## Exercise brief
Using the records provided below, locate and copy each line that contains the word "JSON".

## Extracted material
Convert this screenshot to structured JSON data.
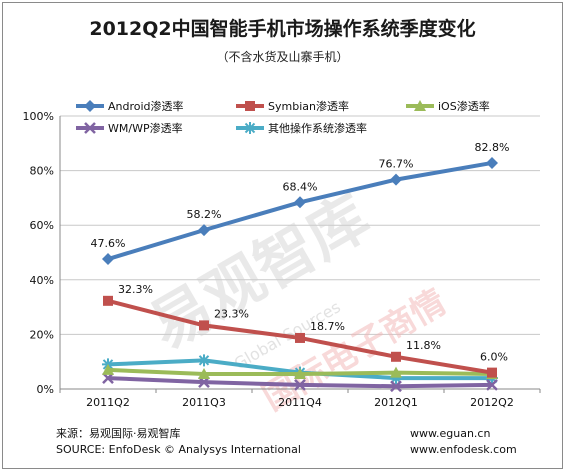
{
  "title": "2012Q2中国智能手机市场操作系统季度变化",
  "subtitle": "（不含水货及山寨手机）",
  "watermark": {
    "main": "易观智库",
    "sub": "国际电子商情",
    "sub_en": "Global Sources"
  },
  "footer": {
    "source_cn": "来源：易观国际·易观智库",
    "source_en": "SOURCE: EnfoDesk © Analysys International",
    "url1": "www.eguan.cn",
    "url2": "www.enfodesk.com"
  },
  "chart_data": {
    "type": "line",
    "categories": [
      "2011Q2",
      "2011Q3",
      "2011Q4",
      "2012Q1",
      "2012Q2"
    ],
    "ylim": [
      0,
      100
    ],
    "yticks": [
      "0%",
      "20%",
      "40%",
      "60%",
      "80%",
      "100%"
    ],
    "grid": true,
    "legend_placement": "top",
    "series": [
      {
        "name": "Android渗透率",
        "values": [
          47.6,
          58.2,
          68.4,
          76.7,
          82.8
        ],
        "color": "#4a7ebb",
        "marker": "diamond",
        "labels": [
          "47.6%",
          "58.2%",
          "68.4%",
          "76.7%",
          "82.8%"
        ]
      },
      {
        "name": "Symbian渗透率",
        "values": [
          32.3,
          23.3,
          18.7,
          11.8,
          6.0
        ],
        "color": "#c0504d",
        "marker": "square",
        "labels": [
          "32.3%",
          "23.3%",
          "18.7%",
          "11.8%",
          "6.0%"
        ]
      },
      {
        "name": "iOS渗透率",
        "values": [
          7.0,
          5.5,
          5.5,
          6.0,
          5.5
        ],
        "color": "#9bbb59",
        "marker": "triangle"
      },
      {
        "name": "WM/WP渗透率",
        "values": [
          4.0,
          2.5,
          1.5,
          1.0,
          1.5
        ],
        "color": "#8064a2",
        "marker": "x"
      },
      {
        "name": "其他操作系统渗透率",
        "values": [
          9.0,
          10.5,
          6.0,
          4.0,
          4.0
        ],
        "color": "#4bacc6",
        "marker": "star"
      }
    ]
  }
}
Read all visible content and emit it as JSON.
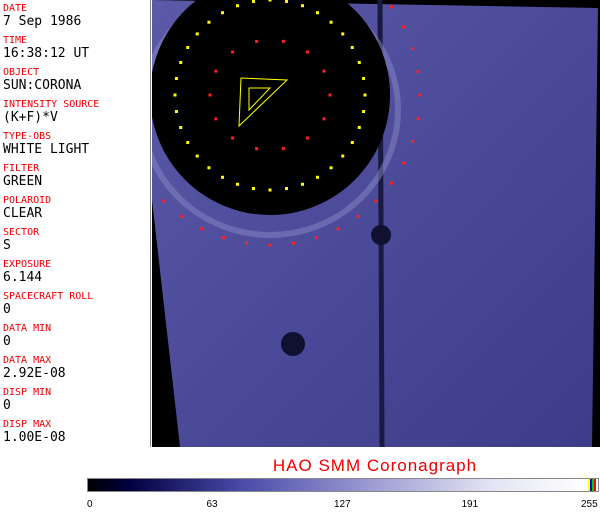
{
  "header_fields": [
    {
      "label": "DATE",
      "value": "7 Sep 1986"
    },
    {
      "label": "TIME",
      "value": "16:38:12 UT"
    },
    {
      "label": "OBJECT",
      "value": "SUN:CORONA"
    },
    {
      "label": "INTENSITY SOURCE",
      "value": "(K+F)*V"
    },
    {
      "label": "TYPE-OBS",
      "value": "WHITE LIGHT"
    },
    {
      "label": "FILTER",
      "value": "GREEN"
    },
    {
      "label": "POLAROID",
      "value": "CLEAR"
    },
    {
      "label": "SECTOR",
      "value": "S"
    },
    {
      "label": "EXPOSURE",
      "value": "6.144"
    },
    {
      "label": "SPACECRAFT ROLL",
      "value": "0"
    },
    {
      "label": "DATA MIN",
      "value": "0"
    },
    {
      "label": "DATA MAX",
      "value": "2.92E-08"
    },
    {
      "label": "DISP MIN",
      "value": "0"
    },
    {
      "label": "DISP MAX",
      "value": "1.00E-08"
    }
  ],
  "title": "HAO   SMM  Coronagraph",
  "colorbar": {
    "ticks": [
      "0",
      "63",
      "127",
      "191",
      "255"
    ],
    "colormap": "black-blue-white",
    "end_colors": [
      "#ffff00",
      "#0000ff",
      "#00c000",
      "#ff0000"
    ]
  },
  "colors": {
    "label": "#e00000",
    "image_blue": "#4a4a9a",
    "occulter_dots": "#ff2020",
    "sun_dots": "#ffff00"
  }
}
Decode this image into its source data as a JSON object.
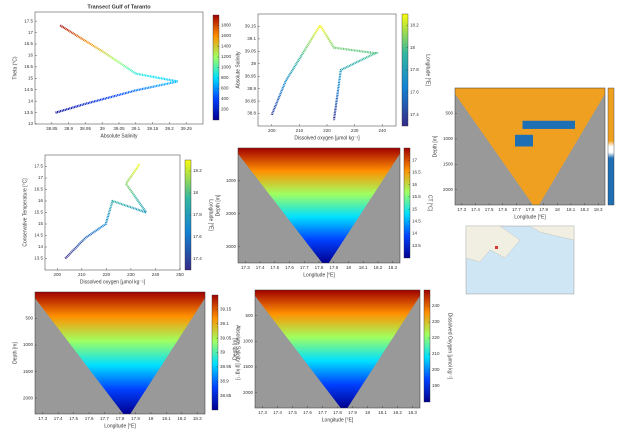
{
  "chart_data": [
    {
      "type": "scatter",
      "title": "Transect Gulf of Taranto",
      "xlabel": "Absolute Salinity",
      "ylabel": "Theta (°C)",
      "colormap": "jet",
      "xlim": [
        38.8,
        39.3
      ],
      "xticks": [
        38.85,
        38.9,
        38.95,
        39,
        39.05,
        39.1,
        39.15,
        39.2,
        39.25
      ],
      "ylim": [
        13,
        17.9
      ],
      "yticks": [
        13,
        13.5,
        14,
        14.5,
        15,
        15.5,
        16,
        16.5,
        17,
        17.5
      ],
      "clim": [
        0,
        2000
      ],
      "cticks": [
        200,
        400,
        600,
        800,
        1000,
        1200,
        1400,
        1600,
        1800
      ]
    },
    {
      "type": "scatter",
      "xlabel": "Dissolved oxygen [μmol kg⁻¹]",
      "ylabel": "Absolute Salinity",
      "clabel": "Longitude [°E]",
      "colormap": "parula",
      "xlim": [
        195,
        245
      ],
      "xticks": [
        200,
        210,
        220,
        230,
        240
      ],
      "ylim": [
        38.75,
        39.2
      ],
      "yticks": [
        38.8,
        38.85,
        38.9,
        38.95,
        39,
        39.05,
        39.1,
        39.15
      ],
      "clim": [
        17.3,
        18.3
      ],
      "cticks": [
        17.4,
        17.6,
        17.8,
        18,
        18.2
      ]
    },
    {
      "type": "section",
      "xlabel": "Longitude [°E]",
      "ylabel": "Depth [m]",
      "colormap": "orange-blue",
      "invert_y": true,
      "xlim": [
        17.25,
        18.35
      ],
      "xticks": [
        17.3,
        17.4,
        17.5,
        17.6,
        17.7,
        17.8,
        17.9,
        18,
        18.1,
        18.2,
        18.3
      ],
      "ylim": [
        0,
        2300
      ],
      "yticks": [
        500,
        1000,
        1500,
        2000
      ]
    },
    {
      "type": "scatter",
      "xlabel": "Dissolved oxygen [μmol kg⁻¹]",
      "ylabel": "Conservative Temperature [°C]",
      "clabel": "Longitude [°E]",
      "colormap": "parula",
      "xlim": [
        195,
        250
      ],
      "xticks": [
        200,
        210,
        220,
        230,
        240,
        250
      ],
      "ylim": [
        13,
        18
      ],
      "yticks": [
        13.5,
        14,
        14.5,
        15,
        15.5,
        16,
        16.5,
        17,
        17.5
      ],
      "clim": [
        17.3,
        18.3
      ],
      "cticks": [
        17.4,
        17.6,
        17.8,
        18,
        18.2
      ]
    },
    {
      "type": "section",
      "xlabel": "Longitude [°E]",
      "ylabel": "Depth [m]",
      "clabel": "CT [°C]",
      "colormap": "jet",
      "invert_y": true,
      "xlim": [
        17.25,
        18.35
      ],
      "xticks": [
        17.3,
        17.4,
        17.5,
        17.6,
        17.7,
        17.8,
        17.9,
        18,
        18.1,
        18.2,
        18.3
      ],
      "ylim": [
        0,
        3500
      ],
      "yticks": [
        1000,
        2000,
        3000
      ],
      "clim": [
        13,
        17.5
      ],
      "cticks": [
        13.5,
        14,
        14.5,
        15,
        15.5,
        16,
        16.5,
        17
      ]
    },
    {
      "type": "section",
      "xlabel": "Longitude [°E]",
      "ylabel": "Depth [m]",
      "clabel": "Absolute Salinity [g kg⁻¹]",
      "colormap": "jet",
      "invert_y": true,
      "xlim": [
        17.25,
        18.35
      ],
      "xticks": [
        17.3,
        17.4,
        17.5,
        17.6,
        17.7,
        17.8,
        17.9,
        18,
        18.1,
        18.2,
        18.3
      ],
      "ylim": [
        0,
        2300
      ],
      "yticks": [
        500,
        1000,
        1500,
        2000
      ],
      "clim": [
        38.8,
        39.2
      ],
      "cticks": [
        38.85,
        38.9,
        38.95,
        39,
        39.05,
        39.1,
        39.15
      ]
    },
    {
      "type": "section",
      "xlabel": "Longitude [°E]",
      "ylabel": "Depth [m]",
      "clabel": "Dissolved Oxygen [μmol kg⁻¹]",
      "colormap": "jet",
      "invert_y": true,
      "xlim": [
        17.25,
        18.35
      ],
      "xticks": [
        17.3,
        17.4,
        17.5,
        17.6,
        17.7,
        17.8,
        17.9,
        18,
        18.1,
        18.2,
        18.3
      ],
      "ylim": [
        0,
        2300
      ],
      "yticks": [
        500,
        1000,
        1500,
        2000
      ],
      "clim": [
        180,
        250
      ],
      "cticks": [
        190,
        200,
        210,
        220,
        230,
        240
      ]
    }
  ]
}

## Written reply
Convert this screenshot to structured JSON data.
Read all visible content and emit it as JSON.
Decode this image into its source data as a JSON object.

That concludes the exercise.